◆ Request:
Identify and reproduce every line holding the string "this".

## START

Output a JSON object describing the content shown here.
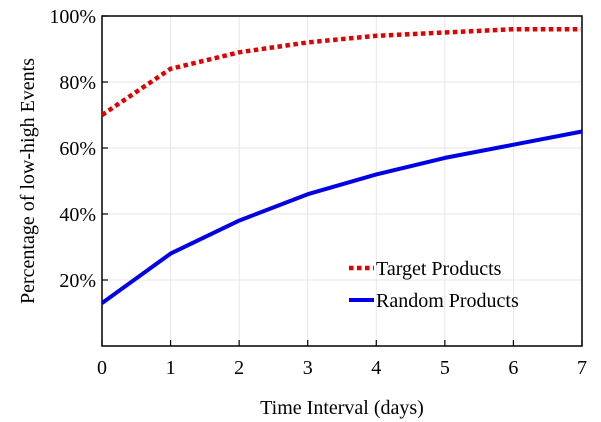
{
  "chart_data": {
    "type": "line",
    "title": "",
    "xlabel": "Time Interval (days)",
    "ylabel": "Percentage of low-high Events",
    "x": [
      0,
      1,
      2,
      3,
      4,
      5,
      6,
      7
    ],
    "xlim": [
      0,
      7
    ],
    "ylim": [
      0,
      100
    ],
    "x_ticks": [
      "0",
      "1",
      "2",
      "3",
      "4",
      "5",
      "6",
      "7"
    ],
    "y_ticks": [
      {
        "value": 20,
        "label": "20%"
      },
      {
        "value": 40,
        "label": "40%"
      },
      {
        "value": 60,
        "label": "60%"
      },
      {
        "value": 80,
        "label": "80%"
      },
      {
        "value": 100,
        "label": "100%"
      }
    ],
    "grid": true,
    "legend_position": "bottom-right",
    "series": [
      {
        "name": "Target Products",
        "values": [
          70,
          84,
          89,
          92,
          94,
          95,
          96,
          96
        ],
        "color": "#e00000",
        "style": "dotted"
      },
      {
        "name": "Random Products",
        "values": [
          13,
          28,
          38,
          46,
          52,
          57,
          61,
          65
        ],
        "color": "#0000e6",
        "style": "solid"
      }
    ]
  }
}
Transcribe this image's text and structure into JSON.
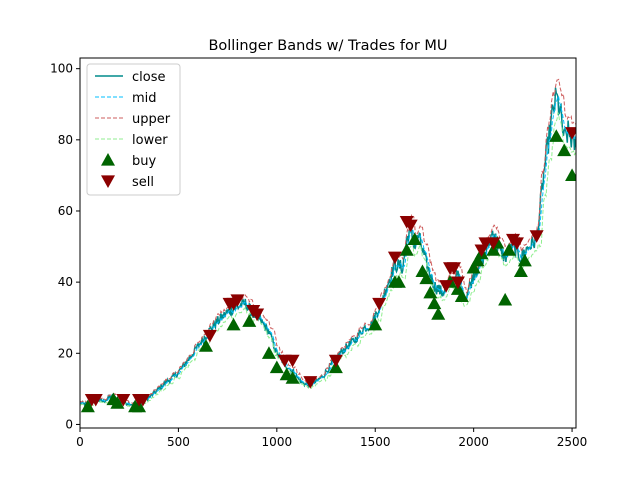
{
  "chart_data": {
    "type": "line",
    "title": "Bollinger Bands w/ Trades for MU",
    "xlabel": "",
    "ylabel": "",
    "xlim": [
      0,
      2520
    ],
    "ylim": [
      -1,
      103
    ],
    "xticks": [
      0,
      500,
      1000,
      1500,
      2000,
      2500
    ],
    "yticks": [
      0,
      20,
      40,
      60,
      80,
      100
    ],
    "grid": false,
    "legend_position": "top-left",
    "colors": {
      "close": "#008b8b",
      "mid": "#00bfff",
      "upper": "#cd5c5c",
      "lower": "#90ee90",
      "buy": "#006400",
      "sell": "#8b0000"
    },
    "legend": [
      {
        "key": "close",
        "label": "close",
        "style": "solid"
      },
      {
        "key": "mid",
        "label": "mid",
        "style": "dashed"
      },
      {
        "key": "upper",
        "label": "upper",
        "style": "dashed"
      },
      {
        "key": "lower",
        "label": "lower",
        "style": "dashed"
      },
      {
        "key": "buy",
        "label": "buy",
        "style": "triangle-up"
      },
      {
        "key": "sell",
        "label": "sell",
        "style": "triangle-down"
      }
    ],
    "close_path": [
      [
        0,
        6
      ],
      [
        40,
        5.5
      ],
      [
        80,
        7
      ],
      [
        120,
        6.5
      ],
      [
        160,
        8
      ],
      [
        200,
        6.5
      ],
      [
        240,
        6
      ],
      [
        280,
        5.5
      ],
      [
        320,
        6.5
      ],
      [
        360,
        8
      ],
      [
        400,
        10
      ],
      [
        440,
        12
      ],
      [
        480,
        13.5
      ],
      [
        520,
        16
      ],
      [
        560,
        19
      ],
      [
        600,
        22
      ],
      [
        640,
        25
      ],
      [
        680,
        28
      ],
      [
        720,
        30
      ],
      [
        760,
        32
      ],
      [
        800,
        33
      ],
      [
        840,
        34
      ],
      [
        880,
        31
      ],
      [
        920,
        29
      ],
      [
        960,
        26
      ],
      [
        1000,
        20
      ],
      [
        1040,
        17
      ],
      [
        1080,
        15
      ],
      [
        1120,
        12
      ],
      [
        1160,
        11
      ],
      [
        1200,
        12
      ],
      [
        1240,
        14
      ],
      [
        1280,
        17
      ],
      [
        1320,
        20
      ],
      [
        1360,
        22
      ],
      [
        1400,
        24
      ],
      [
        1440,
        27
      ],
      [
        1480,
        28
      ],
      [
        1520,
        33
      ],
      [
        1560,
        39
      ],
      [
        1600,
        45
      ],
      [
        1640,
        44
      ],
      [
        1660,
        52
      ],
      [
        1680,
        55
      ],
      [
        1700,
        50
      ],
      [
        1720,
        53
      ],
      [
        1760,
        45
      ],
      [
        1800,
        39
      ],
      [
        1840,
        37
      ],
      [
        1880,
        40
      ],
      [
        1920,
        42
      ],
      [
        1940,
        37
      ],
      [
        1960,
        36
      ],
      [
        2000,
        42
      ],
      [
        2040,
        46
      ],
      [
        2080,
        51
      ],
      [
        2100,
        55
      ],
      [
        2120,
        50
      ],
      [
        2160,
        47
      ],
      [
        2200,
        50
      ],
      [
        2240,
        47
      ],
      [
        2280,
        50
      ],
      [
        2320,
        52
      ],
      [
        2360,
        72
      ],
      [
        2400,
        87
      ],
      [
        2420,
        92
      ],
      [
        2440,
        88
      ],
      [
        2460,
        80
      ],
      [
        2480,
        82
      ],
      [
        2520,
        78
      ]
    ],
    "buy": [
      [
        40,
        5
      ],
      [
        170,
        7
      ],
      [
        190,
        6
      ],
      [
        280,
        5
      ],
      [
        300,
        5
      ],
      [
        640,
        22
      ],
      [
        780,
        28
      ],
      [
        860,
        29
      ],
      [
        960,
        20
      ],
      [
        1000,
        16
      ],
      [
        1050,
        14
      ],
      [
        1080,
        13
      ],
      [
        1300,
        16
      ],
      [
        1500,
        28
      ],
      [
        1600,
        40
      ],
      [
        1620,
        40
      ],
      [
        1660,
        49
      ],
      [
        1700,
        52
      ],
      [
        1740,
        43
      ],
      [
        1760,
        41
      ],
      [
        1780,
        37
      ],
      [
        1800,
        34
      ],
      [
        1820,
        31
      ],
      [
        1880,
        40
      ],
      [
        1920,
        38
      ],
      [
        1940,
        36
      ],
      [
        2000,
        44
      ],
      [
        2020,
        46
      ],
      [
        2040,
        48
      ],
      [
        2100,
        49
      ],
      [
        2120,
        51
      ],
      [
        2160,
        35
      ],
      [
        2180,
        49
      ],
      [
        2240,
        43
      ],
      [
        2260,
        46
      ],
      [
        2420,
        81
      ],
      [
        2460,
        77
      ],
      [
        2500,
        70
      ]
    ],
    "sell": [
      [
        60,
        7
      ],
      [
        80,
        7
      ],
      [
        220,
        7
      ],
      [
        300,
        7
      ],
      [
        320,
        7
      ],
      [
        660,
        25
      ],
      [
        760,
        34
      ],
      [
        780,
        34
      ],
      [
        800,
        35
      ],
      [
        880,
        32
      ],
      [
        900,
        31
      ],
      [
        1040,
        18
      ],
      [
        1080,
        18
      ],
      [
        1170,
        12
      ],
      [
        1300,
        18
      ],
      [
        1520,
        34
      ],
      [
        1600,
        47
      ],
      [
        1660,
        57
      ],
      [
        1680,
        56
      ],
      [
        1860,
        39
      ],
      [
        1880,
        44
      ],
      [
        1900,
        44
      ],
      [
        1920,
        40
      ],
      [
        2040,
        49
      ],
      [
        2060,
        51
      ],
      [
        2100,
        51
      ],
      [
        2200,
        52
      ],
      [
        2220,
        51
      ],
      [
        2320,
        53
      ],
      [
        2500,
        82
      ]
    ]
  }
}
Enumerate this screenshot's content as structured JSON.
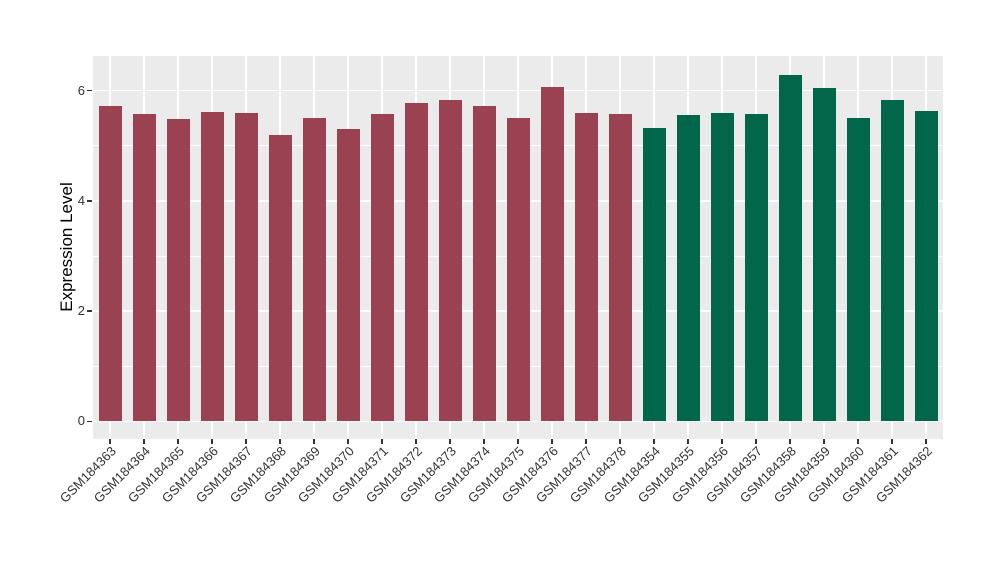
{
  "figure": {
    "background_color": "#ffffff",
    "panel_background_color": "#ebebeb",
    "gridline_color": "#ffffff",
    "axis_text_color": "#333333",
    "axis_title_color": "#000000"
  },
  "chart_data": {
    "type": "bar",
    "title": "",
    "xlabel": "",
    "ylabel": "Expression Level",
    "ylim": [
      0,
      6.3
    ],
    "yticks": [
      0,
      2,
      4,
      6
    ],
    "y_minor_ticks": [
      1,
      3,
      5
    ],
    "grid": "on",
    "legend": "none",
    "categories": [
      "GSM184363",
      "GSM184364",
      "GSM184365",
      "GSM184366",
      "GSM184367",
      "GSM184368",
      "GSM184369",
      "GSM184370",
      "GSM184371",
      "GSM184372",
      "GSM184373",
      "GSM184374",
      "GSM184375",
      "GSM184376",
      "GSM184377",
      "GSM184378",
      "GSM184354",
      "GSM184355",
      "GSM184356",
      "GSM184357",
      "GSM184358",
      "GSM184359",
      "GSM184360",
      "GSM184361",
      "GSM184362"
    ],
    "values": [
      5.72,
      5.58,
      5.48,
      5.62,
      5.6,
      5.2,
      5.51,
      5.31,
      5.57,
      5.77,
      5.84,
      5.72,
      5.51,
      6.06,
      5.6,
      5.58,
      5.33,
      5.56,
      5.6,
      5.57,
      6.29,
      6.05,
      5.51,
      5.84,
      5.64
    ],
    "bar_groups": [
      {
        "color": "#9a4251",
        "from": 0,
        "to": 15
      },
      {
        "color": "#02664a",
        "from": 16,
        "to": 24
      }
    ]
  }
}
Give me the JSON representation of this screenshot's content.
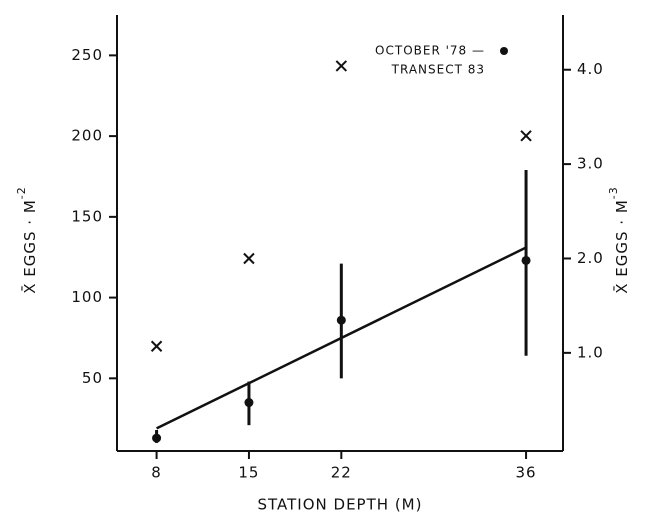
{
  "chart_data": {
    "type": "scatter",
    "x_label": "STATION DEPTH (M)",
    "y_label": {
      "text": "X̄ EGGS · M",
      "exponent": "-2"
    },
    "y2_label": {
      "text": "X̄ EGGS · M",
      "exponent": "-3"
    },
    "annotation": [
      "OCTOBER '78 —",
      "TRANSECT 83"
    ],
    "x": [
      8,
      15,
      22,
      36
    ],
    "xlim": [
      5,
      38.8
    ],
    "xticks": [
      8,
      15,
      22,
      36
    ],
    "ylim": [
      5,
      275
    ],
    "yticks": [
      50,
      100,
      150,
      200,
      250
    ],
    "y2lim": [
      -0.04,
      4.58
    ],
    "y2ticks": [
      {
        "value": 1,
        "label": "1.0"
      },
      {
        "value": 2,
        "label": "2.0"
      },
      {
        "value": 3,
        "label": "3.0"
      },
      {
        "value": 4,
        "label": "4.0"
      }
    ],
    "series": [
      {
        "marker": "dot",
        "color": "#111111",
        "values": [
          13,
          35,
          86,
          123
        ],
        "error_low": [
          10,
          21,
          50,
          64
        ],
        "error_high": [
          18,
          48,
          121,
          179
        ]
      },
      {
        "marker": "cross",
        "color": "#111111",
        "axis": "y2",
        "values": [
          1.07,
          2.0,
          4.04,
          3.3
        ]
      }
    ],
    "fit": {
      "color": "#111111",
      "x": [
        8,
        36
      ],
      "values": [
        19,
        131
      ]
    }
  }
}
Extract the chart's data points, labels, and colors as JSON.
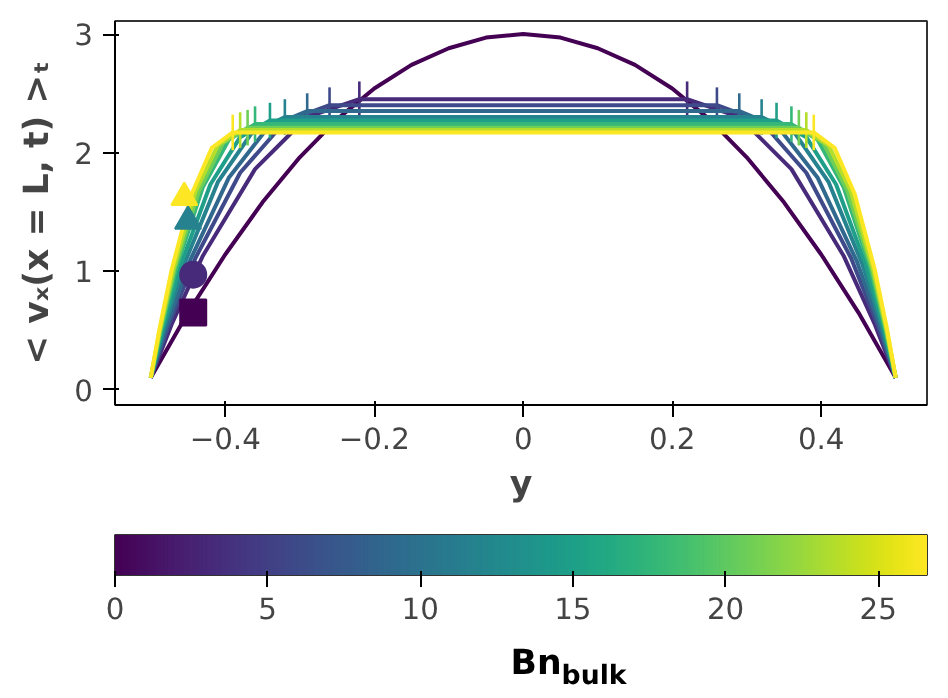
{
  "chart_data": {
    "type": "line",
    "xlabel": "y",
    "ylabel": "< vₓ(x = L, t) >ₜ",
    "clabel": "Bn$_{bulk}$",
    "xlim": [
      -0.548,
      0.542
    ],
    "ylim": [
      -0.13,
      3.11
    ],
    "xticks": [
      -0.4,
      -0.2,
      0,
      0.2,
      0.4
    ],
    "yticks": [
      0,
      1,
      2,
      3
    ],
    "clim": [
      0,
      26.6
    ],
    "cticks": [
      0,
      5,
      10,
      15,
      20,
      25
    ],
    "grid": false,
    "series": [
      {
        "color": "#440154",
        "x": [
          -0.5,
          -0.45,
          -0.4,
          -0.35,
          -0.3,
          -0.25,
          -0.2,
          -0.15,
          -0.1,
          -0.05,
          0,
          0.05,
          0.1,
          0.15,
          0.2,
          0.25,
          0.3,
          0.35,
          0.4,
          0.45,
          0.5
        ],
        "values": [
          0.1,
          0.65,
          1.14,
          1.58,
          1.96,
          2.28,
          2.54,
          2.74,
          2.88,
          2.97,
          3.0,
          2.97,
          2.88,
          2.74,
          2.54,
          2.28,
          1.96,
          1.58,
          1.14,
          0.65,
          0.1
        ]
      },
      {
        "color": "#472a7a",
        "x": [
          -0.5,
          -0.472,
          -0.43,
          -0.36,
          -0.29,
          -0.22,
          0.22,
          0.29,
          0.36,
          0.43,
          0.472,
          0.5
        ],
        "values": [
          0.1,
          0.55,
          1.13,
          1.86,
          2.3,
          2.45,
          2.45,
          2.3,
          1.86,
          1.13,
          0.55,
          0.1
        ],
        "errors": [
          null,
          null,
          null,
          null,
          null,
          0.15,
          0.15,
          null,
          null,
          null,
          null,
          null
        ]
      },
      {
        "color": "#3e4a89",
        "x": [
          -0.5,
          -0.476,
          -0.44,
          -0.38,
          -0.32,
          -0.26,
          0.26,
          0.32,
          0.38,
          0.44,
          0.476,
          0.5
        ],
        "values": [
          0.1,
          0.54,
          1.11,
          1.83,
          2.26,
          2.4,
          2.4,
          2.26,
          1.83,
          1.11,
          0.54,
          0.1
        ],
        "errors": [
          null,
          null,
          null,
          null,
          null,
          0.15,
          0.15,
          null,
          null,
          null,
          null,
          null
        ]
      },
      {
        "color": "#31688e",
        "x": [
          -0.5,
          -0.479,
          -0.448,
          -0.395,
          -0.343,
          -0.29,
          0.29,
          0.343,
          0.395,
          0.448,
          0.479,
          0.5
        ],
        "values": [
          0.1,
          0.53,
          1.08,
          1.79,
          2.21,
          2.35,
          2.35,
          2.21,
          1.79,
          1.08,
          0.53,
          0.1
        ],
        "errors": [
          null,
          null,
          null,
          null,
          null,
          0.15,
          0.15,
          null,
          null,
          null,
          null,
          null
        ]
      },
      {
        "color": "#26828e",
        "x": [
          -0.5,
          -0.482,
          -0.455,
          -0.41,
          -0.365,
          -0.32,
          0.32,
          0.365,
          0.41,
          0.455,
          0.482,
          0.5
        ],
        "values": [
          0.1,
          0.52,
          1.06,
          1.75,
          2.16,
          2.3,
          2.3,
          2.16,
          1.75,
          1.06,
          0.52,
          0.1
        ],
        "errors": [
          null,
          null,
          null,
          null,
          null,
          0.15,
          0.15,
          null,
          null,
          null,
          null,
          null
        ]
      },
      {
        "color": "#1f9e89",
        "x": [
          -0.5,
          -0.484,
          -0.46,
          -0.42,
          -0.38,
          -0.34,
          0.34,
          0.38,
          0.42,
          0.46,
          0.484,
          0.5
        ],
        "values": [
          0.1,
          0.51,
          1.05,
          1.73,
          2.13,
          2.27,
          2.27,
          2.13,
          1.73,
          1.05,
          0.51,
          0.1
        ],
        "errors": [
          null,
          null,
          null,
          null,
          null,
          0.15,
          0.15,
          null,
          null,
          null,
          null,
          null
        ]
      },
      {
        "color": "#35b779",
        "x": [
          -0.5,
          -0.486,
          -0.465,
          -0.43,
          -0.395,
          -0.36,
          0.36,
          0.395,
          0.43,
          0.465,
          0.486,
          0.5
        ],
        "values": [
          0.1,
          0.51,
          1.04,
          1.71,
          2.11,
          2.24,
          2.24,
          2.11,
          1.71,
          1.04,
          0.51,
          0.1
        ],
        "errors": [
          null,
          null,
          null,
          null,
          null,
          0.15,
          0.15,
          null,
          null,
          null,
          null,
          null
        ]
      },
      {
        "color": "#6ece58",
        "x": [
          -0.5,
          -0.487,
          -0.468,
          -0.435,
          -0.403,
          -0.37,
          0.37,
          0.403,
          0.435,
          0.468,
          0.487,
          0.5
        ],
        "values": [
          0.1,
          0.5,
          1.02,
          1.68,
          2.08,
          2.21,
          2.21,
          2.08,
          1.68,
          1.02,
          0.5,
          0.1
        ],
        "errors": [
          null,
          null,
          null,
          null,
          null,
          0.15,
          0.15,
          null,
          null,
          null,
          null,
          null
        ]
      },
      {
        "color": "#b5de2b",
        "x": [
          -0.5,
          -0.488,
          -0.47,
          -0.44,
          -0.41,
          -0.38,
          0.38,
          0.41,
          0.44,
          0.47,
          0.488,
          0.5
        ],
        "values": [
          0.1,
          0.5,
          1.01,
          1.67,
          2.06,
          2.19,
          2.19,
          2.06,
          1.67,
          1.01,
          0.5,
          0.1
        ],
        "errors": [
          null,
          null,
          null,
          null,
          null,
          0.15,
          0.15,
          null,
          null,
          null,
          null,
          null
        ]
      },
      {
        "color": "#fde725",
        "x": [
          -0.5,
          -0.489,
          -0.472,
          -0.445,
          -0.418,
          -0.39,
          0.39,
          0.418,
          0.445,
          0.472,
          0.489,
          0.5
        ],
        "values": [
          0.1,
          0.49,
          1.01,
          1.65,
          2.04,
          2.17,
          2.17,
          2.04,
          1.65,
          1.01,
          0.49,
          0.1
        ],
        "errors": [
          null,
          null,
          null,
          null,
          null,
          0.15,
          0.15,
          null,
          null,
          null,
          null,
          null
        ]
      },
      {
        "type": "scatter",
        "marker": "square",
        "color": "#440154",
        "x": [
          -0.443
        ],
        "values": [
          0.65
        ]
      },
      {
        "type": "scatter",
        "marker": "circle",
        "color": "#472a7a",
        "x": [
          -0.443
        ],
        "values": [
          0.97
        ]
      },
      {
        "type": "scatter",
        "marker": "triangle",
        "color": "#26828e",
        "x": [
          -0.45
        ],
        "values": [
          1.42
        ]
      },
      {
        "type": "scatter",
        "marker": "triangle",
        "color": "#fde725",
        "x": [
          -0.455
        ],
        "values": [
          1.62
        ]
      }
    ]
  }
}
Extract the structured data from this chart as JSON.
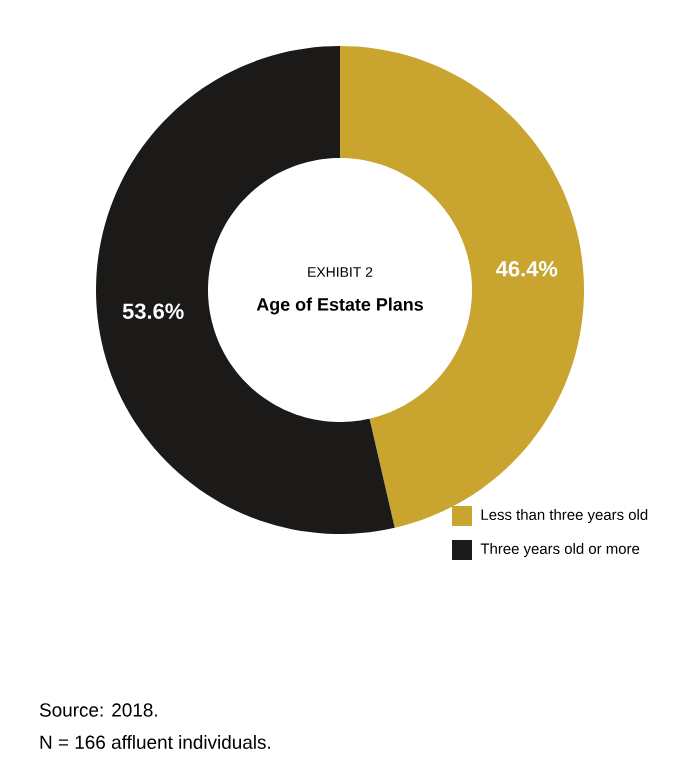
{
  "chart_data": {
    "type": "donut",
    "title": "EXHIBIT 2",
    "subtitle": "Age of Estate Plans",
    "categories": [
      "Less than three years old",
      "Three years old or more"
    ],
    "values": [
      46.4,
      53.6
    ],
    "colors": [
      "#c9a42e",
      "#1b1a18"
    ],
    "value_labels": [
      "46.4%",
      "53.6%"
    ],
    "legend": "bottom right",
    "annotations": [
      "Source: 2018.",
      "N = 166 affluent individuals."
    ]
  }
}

## END

◆ The response:
Transcribe this image's text and structure into JSON.
Enumerate this screenshot's content as structured JSON.
Give me the JSON representation of this screenshot's content.
Extract the structured data from this chart as JSON.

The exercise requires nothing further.